Exercise prompt: Check every line below for the word "lower" and copy the ones that have it.

>>>>>

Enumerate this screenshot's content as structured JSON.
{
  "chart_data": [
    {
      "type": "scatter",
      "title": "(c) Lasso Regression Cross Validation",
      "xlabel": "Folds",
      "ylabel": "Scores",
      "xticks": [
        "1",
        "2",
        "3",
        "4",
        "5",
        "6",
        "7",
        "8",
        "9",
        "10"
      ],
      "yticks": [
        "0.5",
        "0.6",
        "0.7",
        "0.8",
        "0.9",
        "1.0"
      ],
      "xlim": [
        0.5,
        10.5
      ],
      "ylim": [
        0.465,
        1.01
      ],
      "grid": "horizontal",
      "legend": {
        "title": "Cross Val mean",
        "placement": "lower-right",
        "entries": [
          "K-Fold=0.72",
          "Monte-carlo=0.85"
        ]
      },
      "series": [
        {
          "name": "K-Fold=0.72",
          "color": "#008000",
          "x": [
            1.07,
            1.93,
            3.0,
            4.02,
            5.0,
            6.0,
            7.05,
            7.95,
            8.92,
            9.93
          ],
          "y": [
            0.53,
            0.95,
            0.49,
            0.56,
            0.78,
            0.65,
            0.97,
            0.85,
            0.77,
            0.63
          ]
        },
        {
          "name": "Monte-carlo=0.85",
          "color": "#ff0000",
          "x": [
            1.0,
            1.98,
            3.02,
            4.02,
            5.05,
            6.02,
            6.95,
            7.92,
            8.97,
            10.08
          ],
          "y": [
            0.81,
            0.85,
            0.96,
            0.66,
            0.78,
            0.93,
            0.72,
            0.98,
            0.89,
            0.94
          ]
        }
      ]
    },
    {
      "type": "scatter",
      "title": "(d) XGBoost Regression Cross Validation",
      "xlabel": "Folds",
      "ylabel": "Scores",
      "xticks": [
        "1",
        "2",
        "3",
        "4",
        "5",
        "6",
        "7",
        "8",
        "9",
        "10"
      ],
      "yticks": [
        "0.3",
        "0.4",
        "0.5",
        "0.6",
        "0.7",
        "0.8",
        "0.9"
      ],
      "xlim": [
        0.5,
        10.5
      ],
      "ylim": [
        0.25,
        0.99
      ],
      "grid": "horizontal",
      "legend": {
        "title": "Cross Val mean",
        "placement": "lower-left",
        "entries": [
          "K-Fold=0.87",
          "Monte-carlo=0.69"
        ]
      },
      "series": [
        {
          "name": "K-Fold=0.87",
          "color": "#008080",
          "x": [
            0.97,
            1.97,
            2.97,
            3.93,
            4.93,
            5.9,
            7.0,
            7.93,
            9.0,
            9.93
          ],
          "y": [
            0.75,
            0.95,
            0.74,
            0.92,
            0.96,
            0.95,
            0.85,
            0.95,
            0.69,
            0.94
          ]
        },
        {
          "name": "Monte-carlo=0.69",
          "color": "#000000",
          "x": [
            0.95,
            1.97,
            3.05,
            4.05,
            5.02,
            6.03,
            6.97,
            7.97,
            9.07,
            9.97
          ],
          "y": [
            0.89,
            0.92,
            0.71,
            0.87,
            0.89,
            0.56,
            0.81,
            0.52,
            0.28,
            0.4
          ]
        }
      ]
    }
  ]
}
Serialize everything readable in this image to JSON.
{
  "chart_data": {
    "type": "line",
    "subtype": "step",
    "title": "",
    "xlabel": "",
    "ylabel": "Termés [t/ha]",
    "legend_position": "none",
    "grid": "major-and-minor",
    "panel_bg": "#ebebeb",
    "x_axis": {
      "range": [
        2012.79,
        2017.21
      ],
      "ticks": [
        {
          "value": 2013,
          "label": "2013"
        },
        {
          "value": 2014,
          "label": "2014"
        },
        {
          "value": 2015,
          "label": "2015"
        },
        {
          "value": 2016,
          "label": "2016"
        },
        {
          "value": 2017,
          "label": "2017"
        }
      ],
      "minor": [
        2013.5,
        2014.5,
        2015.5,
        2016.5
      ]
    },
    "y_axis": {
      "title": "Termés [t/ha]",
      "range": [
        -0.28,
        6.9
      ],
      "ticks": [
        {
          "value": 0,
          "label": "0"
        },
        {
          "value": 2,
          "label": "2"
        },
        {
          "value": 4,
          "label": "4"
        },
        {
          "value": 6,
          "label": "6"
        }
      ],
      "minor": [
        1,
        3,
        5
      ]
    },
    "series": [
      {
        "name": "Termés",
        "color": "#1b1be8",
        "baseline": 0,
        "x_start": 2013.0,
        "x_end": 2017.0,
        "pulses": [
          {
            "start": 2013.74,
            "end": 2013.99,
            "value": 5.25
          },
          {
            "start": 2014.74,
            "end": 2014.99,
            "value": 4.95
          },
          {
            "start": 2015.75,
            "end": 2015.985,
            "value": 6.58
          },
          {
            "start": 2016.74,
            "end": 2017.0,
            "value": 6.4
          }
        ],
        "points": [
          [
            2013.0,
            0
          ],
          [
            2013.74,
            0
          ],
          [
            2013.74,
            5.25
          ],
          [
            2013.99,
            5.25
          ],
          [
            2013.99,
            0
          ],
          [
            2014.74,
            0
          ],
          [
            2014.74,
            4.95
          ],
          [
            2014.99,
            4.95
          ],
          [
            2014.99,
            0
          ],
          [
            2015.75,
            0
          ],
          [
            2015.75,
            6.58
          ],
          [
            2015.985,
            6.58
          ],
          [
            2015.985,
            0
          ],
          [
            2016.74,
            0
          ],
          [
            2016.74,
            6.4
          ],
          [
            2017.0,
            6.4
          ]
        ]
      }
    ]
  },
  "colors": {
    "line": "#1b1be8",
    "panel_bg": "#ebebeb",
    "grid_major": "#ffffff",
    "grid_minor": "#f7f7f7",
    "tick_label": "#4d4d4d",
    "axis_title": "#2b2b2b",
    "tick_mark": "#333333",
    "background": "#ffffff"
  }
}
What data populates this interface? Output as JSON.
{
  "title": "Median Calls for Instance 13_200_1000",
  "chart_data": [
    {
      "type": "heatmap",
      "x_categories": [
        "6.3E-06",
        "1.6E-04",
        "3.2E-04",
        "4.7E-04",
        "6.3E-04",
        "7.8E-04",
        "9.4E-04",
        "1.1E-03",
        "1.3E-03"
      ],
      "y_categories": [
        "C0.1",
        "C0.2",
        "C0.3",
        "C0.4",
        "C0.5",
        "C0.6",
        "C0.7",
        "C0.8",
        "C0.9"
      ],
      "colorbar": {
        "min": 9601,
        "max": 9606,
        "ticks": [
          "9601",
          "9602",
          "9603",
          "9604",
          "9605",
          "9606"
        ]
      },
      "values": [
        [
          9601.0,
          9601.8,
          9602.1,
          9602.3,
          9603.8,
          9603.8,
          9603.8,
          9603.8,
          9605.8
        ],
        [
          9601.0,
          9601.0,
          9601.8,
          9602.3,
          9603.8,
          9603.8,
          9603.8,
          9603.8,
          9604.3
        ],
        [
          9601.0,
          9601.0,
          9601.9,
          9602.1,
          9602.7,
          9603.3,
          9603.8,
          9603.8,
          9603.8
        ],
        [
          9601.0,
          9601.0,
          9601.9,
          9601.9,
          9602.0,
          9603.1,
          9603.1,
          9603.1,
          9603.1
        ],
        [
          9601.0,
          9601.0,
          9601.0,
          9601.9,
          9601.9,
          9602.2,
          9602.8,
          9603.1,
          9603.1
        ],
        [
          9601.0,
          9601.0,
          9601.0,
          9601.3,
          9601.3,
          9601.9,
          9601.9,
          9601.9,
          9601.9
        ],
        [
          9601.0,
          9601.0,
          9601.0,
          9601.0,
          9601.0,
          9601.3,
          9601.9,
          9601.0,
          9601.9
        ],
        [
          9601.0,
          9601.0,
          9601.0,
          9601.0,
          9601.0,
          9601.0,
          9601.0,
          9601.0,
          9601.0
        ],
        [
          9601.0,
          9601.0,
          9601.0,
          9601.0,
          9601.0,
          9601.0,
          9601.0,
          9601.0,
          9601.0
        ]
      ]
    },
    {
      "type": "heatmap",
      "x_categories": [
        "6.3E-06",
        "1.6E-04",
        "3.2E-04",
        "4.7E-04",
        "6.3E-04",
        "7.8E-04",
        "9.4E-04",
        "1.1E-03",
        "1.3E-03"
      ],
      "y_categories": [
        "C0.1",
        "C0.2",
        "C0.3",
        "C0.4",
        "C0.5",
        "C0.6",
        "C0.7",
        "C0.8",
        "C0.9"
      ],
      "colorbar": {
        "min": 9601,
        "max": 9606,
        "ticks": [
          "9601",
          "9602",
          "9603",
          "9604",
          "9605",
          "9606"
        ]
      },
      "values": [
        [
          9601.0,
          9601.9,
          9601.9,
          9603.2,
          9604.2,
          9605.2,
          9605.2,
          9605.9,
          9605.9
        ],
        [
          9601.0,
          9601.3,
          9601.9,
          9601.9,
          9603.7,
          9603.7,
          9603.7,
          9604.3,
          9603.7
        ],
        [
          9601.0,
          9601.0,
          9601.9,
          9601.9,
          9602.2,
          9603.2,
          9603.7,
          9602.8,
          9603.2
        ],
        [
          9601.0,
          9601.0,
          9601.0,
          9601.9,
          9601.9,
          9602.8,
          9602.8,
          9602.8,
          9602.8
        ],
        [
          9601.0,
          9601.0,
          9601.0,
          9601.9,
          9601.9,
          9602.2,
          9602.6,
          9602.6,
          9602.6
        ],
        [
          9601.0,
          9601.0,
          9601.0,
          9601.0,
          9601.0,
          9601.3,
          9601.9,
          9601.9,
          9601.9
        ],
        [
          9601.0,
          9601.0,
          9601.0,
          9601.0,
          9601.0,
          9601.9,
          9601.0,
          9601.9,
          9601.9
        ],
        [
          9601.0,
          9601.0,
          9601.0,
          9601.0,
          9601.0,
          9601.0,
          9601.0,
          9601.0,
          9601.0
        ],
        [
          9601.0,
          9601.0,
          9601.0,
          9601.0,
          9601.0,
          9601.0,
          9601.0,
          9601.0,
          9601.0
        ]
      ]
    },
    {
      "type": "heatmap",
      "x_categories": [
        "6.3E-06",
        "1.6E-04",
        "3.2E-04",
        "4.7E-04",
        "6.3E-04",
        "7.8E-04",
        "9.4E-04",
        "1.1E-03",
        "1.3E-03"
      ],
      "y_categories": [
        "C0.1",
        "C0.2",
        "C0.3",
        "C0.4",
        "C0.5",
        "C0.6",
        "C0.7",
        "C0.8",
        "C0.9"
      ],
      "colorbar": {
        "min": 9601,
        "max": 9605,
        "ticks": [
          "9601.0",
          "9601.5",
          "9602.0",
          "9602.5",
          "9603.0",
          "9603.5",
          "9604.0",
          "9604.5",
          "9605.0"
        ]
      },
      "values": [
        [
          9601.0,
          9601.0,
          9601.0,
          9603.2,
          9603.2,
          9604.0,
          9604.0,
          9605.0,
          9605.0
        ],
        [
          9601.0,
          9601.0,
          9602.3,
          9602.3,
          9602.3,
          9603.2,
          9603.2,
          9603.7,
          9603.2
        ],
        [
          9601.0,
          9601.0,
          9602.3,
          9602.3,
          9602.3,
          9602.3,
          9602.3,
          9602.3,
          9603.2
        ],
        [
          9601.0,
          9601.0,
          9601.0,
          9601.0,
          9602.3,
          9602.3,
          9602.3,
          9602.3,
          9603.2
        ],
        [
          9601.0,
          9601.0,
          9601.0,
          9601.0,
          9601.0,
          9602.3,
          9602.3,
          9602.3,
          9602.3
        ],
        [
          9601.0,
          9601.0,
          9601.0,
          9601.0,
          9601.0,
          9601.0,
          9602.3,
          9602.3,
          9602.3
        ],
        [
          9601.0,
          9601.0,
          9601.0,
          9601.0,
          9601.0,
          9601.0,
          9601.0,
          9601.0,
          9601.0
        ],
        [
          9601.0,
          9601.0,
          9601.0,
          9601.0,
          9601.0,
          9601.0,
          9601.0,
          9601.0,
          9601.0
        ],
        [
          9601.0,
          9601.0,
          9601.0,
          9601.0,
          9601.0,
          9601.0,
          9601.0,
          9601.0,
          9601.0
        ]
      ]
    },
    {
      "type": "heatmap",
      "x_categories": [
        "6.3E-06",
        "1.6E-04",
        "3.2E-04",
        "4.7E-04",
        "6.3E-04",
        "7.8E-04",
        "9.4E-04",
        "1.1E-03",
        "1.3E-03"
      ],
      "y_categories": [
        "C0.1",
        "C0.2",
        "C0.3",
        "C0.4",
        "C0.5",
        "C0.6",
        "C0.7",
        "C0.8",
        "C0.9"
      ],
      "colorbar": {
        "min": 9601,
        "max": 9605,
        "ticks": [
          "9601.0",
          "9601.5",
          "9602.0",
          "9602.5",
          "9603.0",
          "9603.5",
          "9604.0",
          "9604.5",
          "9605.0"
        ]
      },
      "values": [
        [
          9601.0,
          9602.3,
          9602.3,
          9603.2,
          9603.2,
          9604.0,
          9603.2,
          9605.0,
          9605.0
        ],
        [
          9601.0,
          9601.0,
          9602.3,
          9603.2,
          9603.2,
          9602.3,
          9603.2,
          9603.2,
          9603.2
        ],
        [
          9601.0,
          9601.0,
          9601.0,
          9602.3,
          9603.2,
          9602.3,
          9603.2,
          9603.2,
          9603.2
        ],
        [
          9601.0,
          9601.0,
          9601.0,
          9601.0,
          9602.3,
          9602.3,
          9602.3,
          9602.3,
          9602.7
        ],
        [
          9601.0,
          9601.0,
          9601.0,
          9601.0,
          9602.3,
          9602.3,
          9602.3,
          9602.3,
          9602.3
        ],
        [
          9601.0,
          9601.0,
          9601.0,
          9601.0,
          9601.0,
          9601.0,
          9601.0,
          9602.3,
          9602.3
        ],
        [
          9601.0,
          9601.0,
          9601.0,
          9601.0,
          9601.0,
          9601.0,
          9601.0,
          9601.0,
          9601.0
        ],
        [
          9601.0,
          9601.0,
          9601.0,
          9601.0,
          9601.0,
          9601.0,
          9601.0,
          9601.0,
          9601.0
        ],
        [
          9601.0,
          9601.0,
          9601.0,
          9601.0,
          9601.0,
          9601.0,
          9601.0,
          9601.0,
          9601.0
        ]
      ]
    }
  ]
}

<<<<<

Final result:
        "placement": "lower-right",
        "placement": "lower-left",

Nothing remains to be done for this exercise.